§ **WHAT IS NEEDED**: Gather from the listing below each line that includes the word "alimentos", and copy it.

§ **PROVIDED MATERIAL**:

════════

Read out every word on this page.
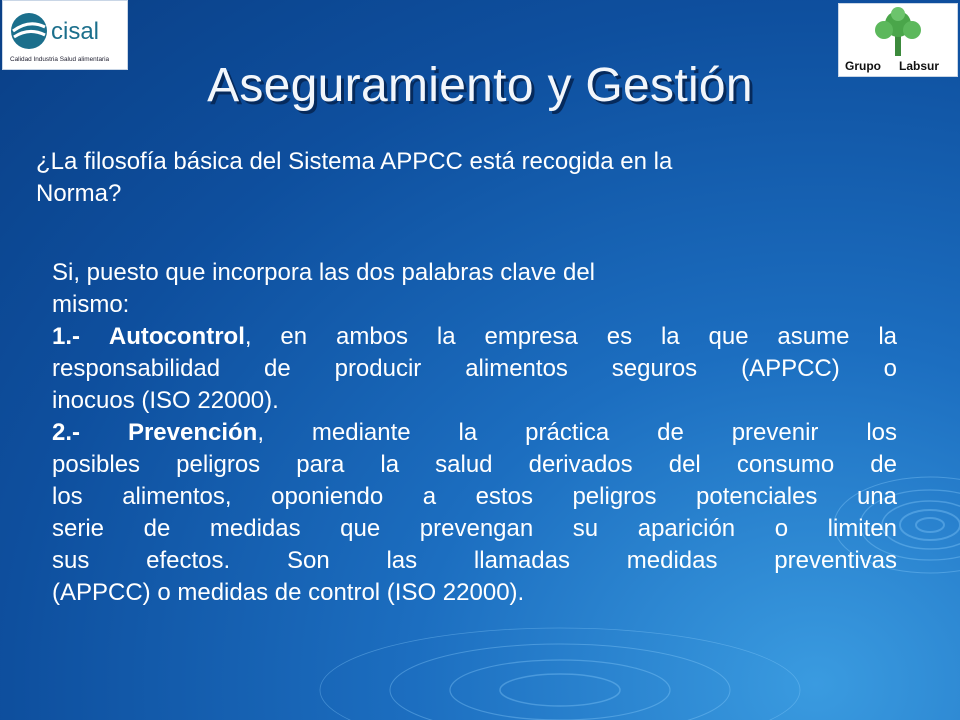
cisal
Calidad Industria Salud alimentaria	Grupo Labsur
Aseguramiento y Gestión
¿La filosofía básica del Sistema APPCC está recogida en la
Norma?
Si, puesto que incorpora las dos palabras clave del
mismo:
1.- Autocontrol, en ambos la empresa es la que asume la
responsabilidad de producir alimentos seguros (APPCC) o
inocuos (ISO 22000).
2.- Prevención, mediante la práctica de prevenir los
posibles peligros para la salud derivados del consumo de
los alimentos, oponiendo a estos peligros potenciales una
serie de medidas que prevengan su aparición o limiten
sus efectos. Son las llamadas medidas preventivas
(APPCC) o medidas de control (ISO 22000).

════════

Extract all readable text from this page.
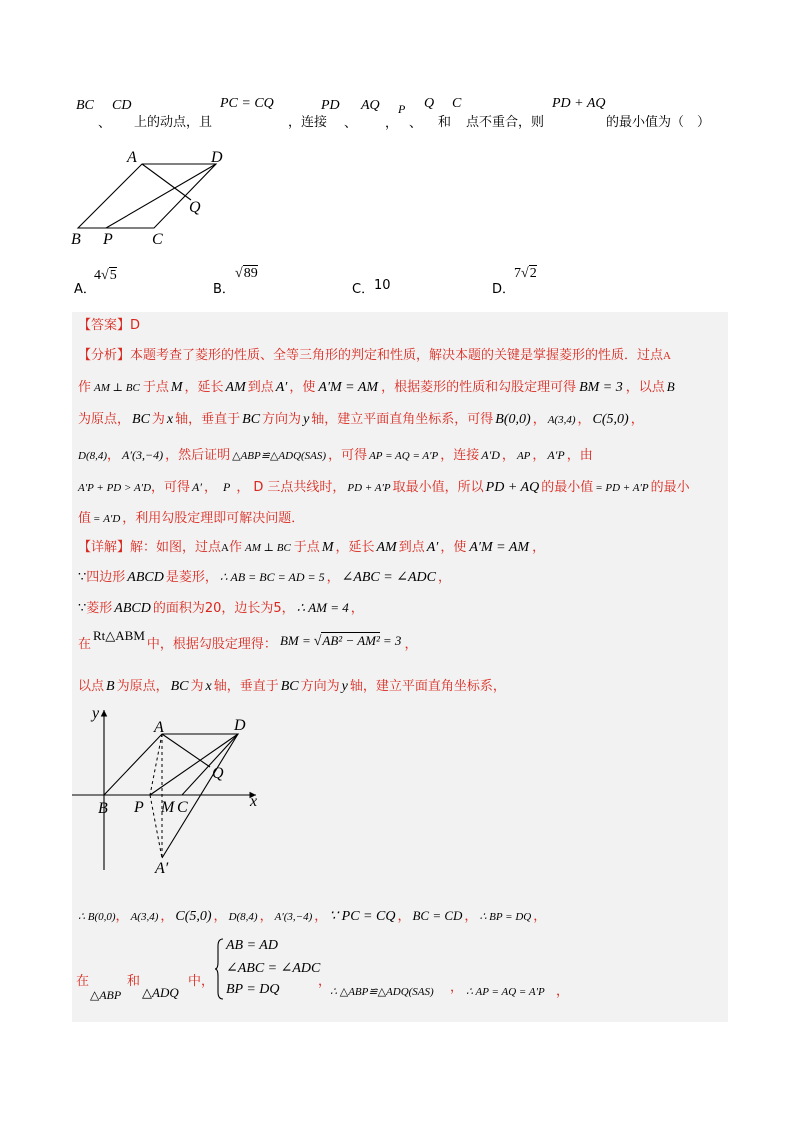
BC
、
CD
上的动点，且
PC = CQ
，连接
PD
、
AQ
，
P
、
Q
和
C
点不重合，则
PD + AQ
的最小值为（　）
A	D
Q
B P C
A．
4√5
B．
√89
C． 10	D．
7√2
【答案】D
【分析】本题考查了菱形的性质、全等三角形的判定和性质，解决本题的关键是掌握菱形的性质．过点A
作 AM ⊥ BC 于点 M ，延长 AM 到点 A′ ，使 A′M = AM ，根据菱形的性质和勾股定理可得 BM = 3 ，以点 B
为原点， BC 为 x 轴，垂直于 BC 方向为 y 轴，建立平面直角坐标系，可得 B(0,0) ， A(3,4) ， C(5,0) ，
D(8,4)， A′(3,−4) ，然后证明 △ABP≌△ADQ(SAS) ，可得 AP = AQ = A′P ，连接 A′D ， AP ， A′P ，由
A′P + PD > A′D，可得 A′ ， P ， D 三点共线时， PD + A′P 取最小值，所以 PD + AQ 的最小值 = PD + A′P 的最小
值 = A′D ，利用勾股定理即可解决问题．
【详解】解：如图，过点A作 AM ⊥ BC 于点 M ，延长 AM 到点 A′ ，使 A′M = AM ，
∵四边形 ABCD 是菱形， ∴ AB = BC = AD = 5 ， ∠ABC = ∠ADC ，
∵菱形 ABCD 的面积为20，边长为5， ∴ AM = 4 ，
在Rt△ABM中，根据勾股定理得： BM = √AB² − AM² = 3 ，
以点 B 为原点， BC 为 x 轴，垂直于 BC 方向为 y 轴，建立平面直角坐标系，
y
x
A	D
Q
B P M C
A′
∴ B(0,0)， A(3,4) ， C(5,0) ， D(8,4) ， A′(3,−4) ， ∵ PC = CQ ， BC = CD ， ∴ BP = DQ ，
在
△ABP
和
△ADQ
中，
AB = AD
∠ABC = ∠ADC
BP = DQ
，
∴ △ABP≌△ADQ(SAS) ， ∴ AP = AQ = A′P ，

════════

§ **TASK RESPONSE**:
responsabilidad de producir alimentos seguros (APPCC) o
los alimentos, oponiendo a estos peligros potenciales una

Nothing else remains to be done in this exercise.